### Stored data
--------------------------------

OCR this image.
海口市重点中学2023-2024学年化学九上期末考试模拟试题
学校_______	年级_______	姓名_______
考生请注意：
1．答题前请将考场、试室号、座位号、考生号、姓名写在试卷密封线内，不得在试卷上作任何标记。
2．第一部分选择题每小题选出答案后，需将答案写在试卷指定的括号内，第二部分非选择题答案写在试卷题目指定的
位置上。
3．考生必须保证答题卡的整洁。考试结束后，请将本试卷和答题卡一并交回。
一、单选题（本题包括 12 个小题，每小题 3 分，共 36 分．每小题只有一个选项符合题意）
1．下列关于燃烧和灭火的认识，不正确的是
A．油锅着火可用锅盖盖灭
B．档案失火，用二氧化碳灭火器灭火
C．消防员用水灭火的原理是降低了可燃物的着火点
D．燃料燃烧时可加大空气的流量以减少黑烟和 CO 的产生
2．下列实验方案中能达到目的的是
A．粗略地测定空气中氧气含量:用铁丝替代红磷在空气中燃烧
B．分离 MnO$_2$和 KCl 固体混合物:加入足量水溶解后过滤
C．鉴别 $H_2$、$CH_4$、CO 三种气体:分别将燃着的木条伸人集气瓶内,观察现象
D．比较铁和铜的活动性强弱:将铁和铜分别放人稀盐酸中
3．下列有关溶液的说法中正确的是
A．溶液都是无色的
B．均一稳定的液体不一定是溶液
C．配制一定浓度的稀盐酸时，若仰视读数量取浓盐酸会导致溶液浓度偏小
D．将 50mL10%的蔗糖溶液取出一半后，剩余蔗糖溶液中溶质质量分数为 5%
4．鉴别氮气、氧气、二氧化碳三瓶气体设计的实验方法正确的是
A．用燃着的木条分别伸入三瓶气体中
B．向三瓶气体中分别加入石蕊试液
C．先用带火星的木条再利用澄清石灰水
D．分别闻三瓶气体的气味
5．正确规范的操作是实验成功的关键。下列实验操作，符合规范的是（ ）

--------------------------------

### Directions for this task
Copy out each line above, character for character.

### Written reply
OCR this image.
海口市重点中学2023-2024学年化学九上期末考试模拟试题
学校_______	年级_______	姓名_______
考生请注意：
1．答题前请将考场、试室号、座位号、考生号、姓名写在试卷密封线内，不得在试卷上作任何标记。
2．第一部分选择题每小题选出答案后，需将答案写在试卷指定的括号内，第二部分非选择题答案写在试卷题目指定的
位置上。
3．考生必须保证答题卡的整洁。考试结束后，请将本试卷和答题卡一并交回。
一、单选题（本题包括 12 个小题，每小题 3 分，共 36 分．每小题只有一个选项符合题意）
1．下列关于燃烧和灭火的认识，不正确的是
A．油锅着火可用锅盖盖灭
B．档案失火，用二氧化碳灭火器灭火
C．消防员用水灭火的原理是降低了可燃物的着火点
D．燃料燃烧时可加大空气的流量以减少黑烟和 CO 的产生
2．下列实验方案中能达到目的的是
A．粗略地测定空气中氧气含量:用铁丝替代红磷在空气中燃烧
B．分离 MnO$_2$和 KCl 固体混合物:加入足量水溶解后过滤
C．鉴别 $H_2$、$CH_4$、CO 三种气体:分别将燃着的木条伸人集气瓶内,观察现象
D．比较铁和铜的活动性强弱:将铁和铜分别放人稀盐酸中
3．下列有关溶液的说法中正确的是
A．溶液都是无色的
B．均一稳定的液体不一定是溶液
C．配制一定浓度的稀盐酸时，若仰视读数量取浓盐酸会导致溶液浓度偏小
D．将 50mL10%的蔗糖溶液取出一半后，剩余蔗糖溶液中溶质质量分数为 5%
4．鉴别氮气、氧气、二氧化碳三瓶气体设计的实验方法正确的是
A．用燃着的木条分别伸入三瓶气体中
B．向三瓶气体中分别加入石蕊试液
C．先用带火星的木条再利用澄清石灰水
D．分别闻三瓶气体的气味
5．正确规范的操作是实验成功的关键。下列实验操作，符合规范的是（ ）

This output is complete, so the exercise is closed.